Exercise instructions - Copy out these lines again without any changes.

━━ Dataset excerpts ━━

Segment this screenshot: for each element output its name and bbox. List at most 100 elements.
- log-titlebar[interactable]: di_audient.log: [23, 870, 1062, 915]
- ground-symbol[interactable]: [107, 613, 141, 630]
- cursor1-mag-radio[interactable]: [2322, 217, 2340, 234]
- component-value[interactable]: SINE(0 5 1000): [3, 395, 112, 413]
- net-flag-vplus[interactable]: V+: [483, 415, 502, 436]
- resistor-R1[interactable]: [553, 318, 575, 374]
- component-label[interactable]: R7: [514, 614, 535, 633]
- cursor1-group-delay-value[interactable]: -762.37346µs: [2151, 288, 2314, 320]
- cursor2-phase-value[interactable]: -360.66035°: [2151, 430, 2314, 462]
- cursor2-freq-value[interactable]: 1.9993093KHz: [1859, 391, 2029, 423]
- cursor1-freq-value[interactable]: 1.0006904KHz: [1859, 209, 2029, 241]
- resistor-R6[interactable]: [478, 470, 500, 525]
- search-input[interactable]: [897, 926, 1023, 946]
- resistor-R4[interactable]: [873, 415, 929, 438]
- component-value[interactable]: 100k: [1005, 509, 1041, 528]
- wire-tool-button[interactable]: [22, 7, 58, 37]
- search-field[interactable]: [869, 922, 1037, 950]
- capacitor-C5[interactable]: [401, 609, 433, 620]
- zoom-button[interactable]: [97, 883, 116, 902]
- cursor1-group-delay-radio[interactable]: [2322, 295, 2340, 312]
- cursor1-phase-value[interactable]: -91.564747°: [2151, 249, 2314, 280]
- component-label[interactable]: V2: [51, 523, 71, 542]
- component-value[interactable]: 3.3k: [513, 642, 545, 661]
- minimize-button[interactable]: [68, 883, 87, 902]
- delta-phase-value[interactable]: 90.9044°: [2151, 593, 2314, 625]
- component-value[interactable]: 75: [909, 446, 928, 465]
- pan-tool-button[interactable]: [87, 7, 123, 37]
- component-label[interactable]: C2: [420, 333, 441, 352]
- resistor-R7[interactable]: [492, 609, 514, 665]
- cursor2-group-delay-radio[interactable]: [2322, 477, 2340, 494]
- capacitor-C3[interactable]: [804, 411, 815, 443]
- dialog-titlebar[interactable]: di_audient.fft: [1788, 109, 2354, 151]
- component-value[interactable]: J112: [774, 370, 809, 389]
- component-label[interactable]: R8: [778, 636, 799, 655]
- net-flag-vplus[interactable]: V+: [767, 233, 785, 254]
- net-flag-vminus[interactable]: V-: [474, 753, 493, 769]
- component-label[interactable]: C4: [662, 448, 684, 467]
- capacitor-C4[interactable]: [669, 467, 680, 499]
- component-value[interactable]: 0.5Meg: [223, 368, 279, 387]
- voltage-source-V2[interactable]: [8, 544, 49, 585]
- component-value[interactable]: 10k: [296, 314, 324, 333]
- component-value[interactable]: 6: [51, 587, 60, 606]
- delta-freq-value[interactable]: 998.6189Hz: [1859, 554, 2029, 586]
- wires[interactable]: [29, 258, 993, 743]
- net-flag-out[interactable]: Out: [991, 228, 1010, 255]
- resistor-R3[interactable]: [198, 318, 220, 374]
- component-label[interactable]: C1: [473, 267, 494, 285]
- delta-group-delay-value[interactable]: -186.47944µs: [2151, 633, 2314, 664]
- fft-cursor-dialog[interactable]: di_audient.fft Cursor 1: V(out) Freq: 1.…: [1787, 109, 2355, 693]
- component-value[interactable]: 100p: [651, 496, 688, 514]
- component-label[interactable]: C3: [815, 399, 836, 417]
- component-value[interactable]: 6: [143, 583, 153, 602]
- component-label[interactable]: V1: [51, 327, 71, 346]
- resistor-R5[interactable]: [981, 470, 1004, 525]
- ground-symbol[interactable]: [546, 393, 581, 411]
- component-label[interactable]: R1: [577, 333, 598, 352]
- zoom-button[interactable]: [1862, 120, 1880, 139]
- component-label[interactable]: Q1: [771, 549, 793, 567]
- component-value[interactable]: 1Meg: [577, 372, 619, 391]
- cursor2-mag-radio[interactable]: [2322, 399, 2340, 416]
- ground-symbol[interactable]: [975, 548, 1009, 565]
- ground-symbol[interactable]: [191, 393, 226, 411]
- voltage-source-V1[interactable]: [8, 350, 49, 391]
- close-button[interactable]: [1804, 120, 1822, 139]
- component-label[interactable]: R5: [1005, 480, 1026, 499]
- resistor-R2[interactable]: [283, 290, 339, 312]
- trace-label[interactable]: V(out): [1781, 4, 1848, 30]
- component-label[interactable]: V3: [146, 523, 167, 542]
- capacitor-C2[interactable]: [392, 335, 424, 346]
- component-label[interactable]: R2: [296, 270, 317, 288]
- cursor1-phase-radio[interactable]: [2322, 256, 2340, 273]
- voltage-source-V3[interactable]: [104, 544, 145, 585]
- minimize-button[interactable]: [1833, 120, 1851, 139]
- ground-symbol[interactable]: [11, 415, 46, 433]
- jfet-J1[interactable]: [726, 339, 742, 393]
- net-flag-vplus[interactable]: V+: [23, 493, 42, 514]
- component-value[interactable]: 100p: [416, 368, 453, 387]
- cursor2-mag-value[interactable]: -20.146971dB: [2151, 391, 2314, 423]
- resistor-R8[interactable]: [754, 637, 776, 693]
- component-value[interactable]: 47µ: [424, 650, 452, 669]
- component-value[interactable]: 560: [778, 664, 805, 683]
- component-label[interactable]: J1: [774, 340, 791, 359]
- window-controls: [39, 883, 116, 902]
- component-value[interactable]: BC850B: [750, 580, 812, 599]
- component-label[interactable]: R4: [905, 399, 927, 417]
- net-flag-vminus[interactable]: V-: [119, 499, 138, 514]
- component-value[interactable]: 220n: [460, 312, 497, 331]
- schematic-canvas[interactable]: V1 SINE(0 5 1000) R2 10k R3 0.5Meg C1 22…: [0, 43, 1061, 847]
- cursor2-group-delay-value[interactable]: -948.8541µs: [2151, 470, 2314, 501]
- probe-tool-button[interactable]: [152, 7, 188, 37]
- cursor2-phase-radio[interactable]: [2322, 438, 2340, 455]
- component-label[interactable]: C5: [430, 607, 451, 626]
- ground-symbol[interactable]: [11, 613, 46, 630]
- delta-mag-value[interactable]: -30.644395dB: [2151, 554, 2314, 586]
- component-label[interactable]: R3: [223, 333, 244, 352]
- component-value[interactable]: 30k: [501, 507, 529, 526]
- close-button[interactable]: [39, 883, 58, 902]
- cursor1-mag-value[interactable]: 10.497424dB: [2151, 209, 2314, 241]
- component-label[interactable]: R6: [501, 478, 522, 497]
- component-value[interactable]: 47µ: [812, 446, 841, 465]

━━━

Result of this exercise -
Segment this screenshot: for each element output its name and bbox. List at most 100 elements.
- log-titlebar[interactable]: di_audient.log: [23, 870, 1062, 915]
- ground-symbol[interactable]: [107, 613, 141, 630]
- cursor1-mag-radio[interactable]: [2322, 217, 2340, 234]
- component-value[interactable]: SINE(0 5 1000): [3, 395, 112, 413]
- net-flag-vplus[interactable]: V+: [483, 415, 502, 436]
- resistor-R1[interactable]: [553, 318, 575, 374]
- component-label[interactable]: R7: [514, 614, 535, 633]
- cursor1-group-delay-value[interactable]: -762.37346µs: [2151, 288, 2314, 320]
- cursor2-phase-value[interactable]: -360.66035°: [2151, 430, 2314, 462]
- cursor2-freq-value[interactable]: 1.9993093KHz: [1859, 391, 2029, 423]
- cursor1-freq-value[interactable]: 1.0006904KHz: [1859, 209, 2029, 241]
- resistor-R6[interactable]: [478, 470, 500, 525]
- search-input[interactable]: [897, 926, 1023, 946]
- resistor-R4[interactable]: [873, 415, 929, 438]
- component-value[interactable]: 100k: [1005, 509, 1041, 528]
- wire-tool-button[interactable]: [22, 7, 58, 37]
- search-field[interactable]: [869, 922, 1037, 950]
- capacitor-C5[interactable]: [401, 609, 433, 620]
- zoom-button[interactable]: [97, 883, 116, 902]
- cursor1-group-delay-radio[interactable]: [2322, 295, 2340, 312]
- cursor1-phase-value[interactable]: -91.564747°: [2151, 249, 2314, 280]
- component-label[interactable]: V2: [51, 523, 71, 542]
- component-value[interactable]: 3.3k: [513, 642, 545, 661]
- minimize-button[interactable]: [68, 883, 87, 902]
- delta-phase-value[interactable]: 90.9044°: [2151, 593, 2314, 625]
- component-value[interactable]: 75: [909, 446, 928, 465]
- pan-tool-button[interactable]: [87, 7, 123, 37]
- component-label[interactable]: C2: [420, 333, 441, 352]
- resistor-R7[interactable]: [492, 609, 514, 665]
- cursor2-group-delay-radio[interactable]: [2322, 477, 2340, 494]
- capacitor-C3[interactable]: [804, 411, 815, 443]
- dialog-titlebar[interactable]: di_audient.fft: [1788, 109, 2354, 151]
- component-value[interactable]: J112: [774, 370, 809, 389]
- component-label[interactable]: R8: [778, 636, 799, 655]
- net-flag-vplus[interactable]: V+: [767, 233, 785, 254]
- net-flag-vminus[interactable]: V-: [474, 753, 493, 769]
- component-label[interactable]: C4: [662, 448, 684, 467]
- capacitor-C4[interactable]: [669, 467, 680, 499]
- component-value[interactable]: 0.5Meg: [223, 368, 279, 387]
- voltage-source-V2[interactable]: [8, 544, 49, 585]
- component-value[interactable]: 10k: [296, 314, 324, 333]
- component-value[interactable]: 6: [51, 587, 60, 606]
- delta-freq-value[interactable]: 998.6189Hz: [1859, 554, 2029, 586]
- wires[interactable]: [29, 258, 993, 743]
- net-flag-out[interactable]: Out: [991, 228, 1010, 255]
- resistor-R3[interactable]: [198, 318, 220, 374]
- component-label[interactable]: C1: [473, 267, 494, 285]
- delta-group-delay-value[interactable]: -186.47944µs: [2151, 633, 2314, 664]
- fft-cursor-dialog[interactable]: di_audient.fft Cursor 1: V(out) Freq: 1.…: [1787, 109, 2355, 693]
- component-value[interactable]: 100p: [651, 496, 688, 514]
- component-label[interactable]: C3: [815, 399, 836, 417]
- component-value[interactable]: 6: [143, 583, 153, 602]
- component-label[interactable]: V1: [51, 327, 71, 346]
- resistor-R5[interactable]: [981, 470, 1004, 525]
- ground-symbol[interactable]: [546, 393, 581, 411]
- component-label[interactable]: R1: [577, 333, 598, 352]
- zoom-button[interactable]: [1862, 120, 1880, 139]
- component-label[interactable]: Q1: [771, 549, 793, 567]
- component-value[interactable]: 1Meg: [577, 372, 619, 391]
- cursor2-mag-radio[interactable]: [2322, 399, 2340, 416]
- ground-symbol[interactable]: [975, 548, 1009, 565]
- ground-symbol[interactable]: [191, 393, 226, 411]
- voltage-source-V1[interactable]: [8, 350, 49, 391]
- close-button[interactable]: [1804, 120, 1822, 139]
- component-label[interactable]: R5: [1005, 480, 1026, 499]
- resistor-R2[interactable]: [283, 290, 339, 312]
- trace-label[interactable]: V(out): [1781, 4, 1848, 30]
- component-label[interactable]: V3: [146, 523, 167, 542]
- capacitor-C2[interactable]: [392, 335, 424, 346]
- component-label[interactable]: R2: [296, 270, 317, 288]
- cursor1-phase-radio[interactable]: [2322, 256, 2340, 273]
- voltage-source-V3[interactable]: [104, 544, 145, 585]
- minimize-button[interactable]: [1833, 120, 1851, 139]
- ground-symbol[interactable]: [11, 415, 46, 433]
- jfet-J1[interactable]: [726, 339, 742, 393]
- net-flag-vplus[interactable]: V+: [23, 493, 42, 514]
- component-value[interactable]: 100p: [416, 368, 453, 387]
- cursor2-mag-value[interactable]: -20.146971dB: [2151, 391, 2314, 423]
- resistor-R8[interactable]: [754, 637, 776, 693]
- component-value[interactable]: 47µ: [424, 650, 452, 669]
- component-value[interactable]: 560: [778, 664, 805, 683]
- component-label[interactable]: J1: [774, 340, 791, 359]
- window-controls: [39, 883, 116, 902]
- component-value[interactable]: BC850B: [750, 580, 812, 599]
- component-label[interactable]: R4: [905, 399, 927, 417]
- net-flag-vminus[interactable]: V-: [119, 499, 138, 514]
- component-value[interactable]: 220n: [460, 312, 497, 331]
- schematic-canvas[interactable]: V1 SINE(0 5 1000) R2 10k R3 0.5Meg C1 22…: [0, 43, 1061, 847]
- cursor2-group-delay-value[interactable]: -948.8541µs: [2151, 470, 2314, 501]
- probe-tool-button[interactable]: [152, 7, 188, 37]
- cursor2-phase-radio[interactable]: [2322, 438, 2340, 455]
- component-label[interactable]: C5: [430, 607, 451, 626]
- ground-symbol[interactable]: [11, 613, 46, 630]
- delta-mag-value[interactable]: -30.644395dB: [2151, 554, 2314, 586]
- component-label[interactable]: R3: [223, 333, 244, 352]
- component-value[interactable]: 30k: [501, 507, 529, 526]
- close-button[interactable]: [39, 883, 58, 902]
- cursor1-mag-value[interactable]: 10.497424dB: [2151, 209, 2314, 241]
- component-label[interactable]: R6: [501, 478, 522, 497]
- component-value[interactable]: 47µ: [812, 446, 841, 465]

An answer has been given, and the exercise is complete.